▶ _Requirements_
In the forum thread on counting binary 1s, repeat the passage between "Now I can't" and "about with this?", inclusive, swapping "integer" for "number".

▶ _Page excerpt_
-*-*-

Calculating the numbers whose binary representation has exactly required number 1's

Question

Okay so the problem is finding a positive integer n such that there are exactly m numbers in n+1 to 2n (both inclusive) whose binary representation has exactly k 1s. Constraints: m<=10^18 and k<=64. Also answer is less than 10^18.

Now I can't think of an efficient way of solving this instead of going through each integer and calculating the binary 1 count in the required interval for each of them, but that would take too long. So is there any other way to go about with this?

Maybe this helps: https://stackoverflow.com/questions/109023/how-to-count-the-number-of-set-bits-in-a-32-bit-integer — Jabberwocky, Feb 15 '18 at 15:30
@MemAllox: This is not the sort of problem where one can make a first attempt with crude code and then refine it. This sort of problem requires analysis and thought about algorithms. It is entirely appropriate to ask this sort of question without any code. — Eric Postpischil, Feb 15 '18 at 15:48
Did you write some small such numbers on sheet, paper or editor, to investigate the pattern? For m=10 and k = 5 for example. Better m=7 and k=3 :) — user unknown, Feb 16 '18 at 02:24

Mark Dickinson · Accepted Answer · 2018-02-16T20:24:06.257

You're correct to suspect that there's a more efficient way.

Let's start with a slightly simpler subproblem. Absent some really clever insights, we're going to need to be able to find the number of integers in [n+1, 2n] that have exactly k bits set in their binary representation. To keep things short, let's call such integers "weight-k" integers (for motivation for this terminology, look up Hamming weight). We can immediately simplify our counting problem: if we can count all weight-k integers in [0, 2n] and we can count all weight-k integers in [0, n], we can subtract one count from the other to get the number of weight-k integers in [n+1, 2n].

So an obvious subproblem is to count how many weight-k integers there are in the interval [0, n], for given nonnegative integers k and n.

A standard technique for a problem of this kind is to look for a way to break it down into smaller subproblems of the same kind; this is one aspect of what's often called dynamic programming. In this case, there's an easy way of doing so: consider the even numbers in [0, n] and the odd numbers in [0, n] separately. Every even number m in [0, n] has exactly the same weight as m/2 (because by dividing by two, all we do is remove a single zero bit). Similarly, every odd number m has weight exactly one more than the weight of (m-1)/2. With some thought about the appropriate base cases, this leads to the following recursive algorithm (in this case implemented in Python, but it should translate easily to any other mainstream language).

def count_weights(n, k):
    """
    Return number of weight-k integers in [0, n] (for n >= 0, k >= 0)

-*-*-

▶ _Source material_
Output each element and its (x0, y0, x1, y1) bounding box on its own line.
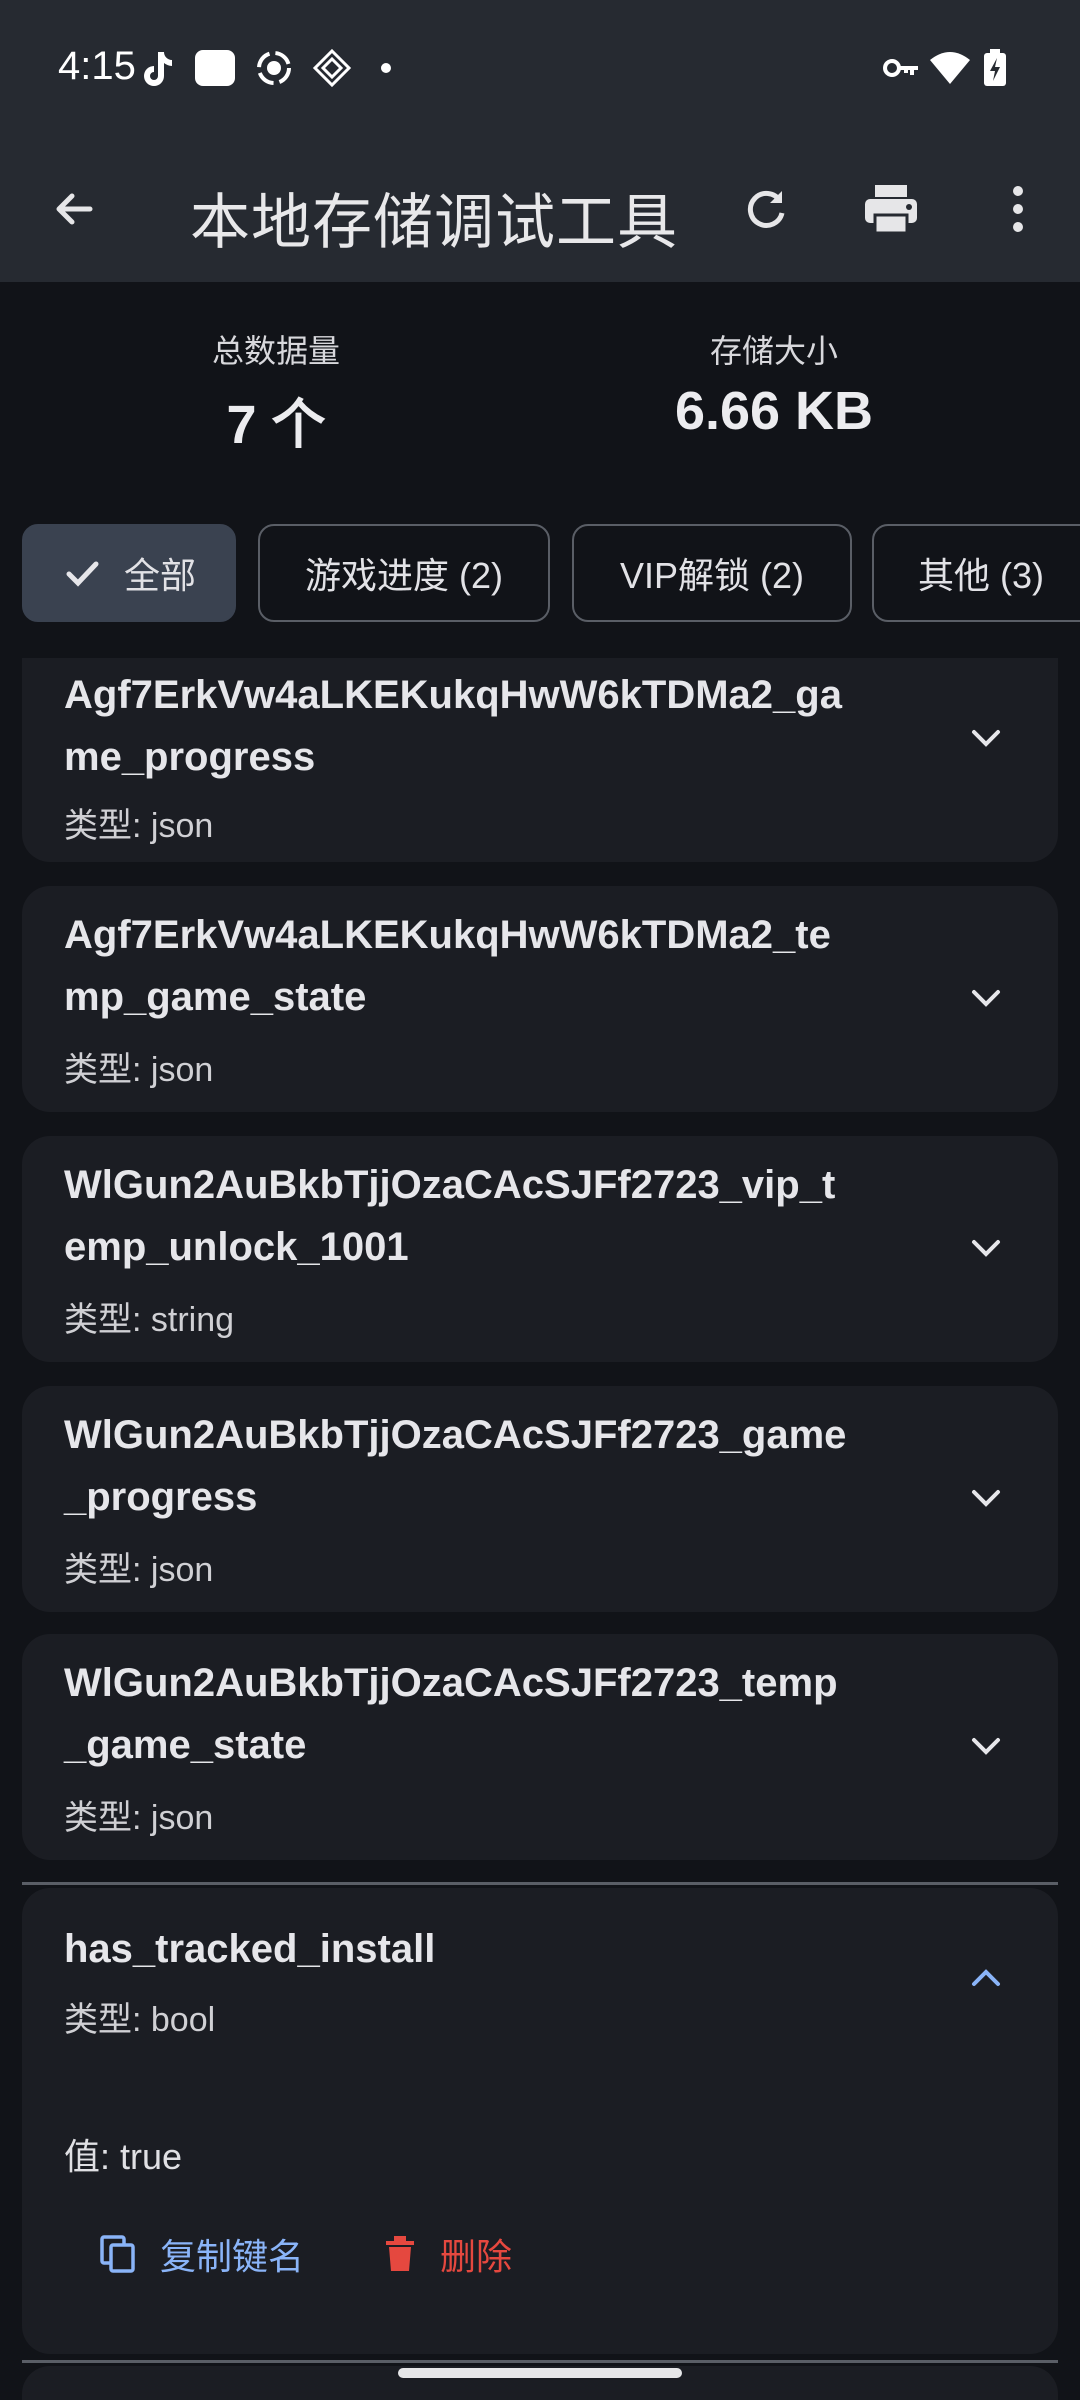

-*-*-

▶ _Finished task_
Now I can't think of an efficient way of solving this instead of going through each number and calculating the binary 1 count in the required interval for each of them, but that would take too long. So is there any other way to go about with this?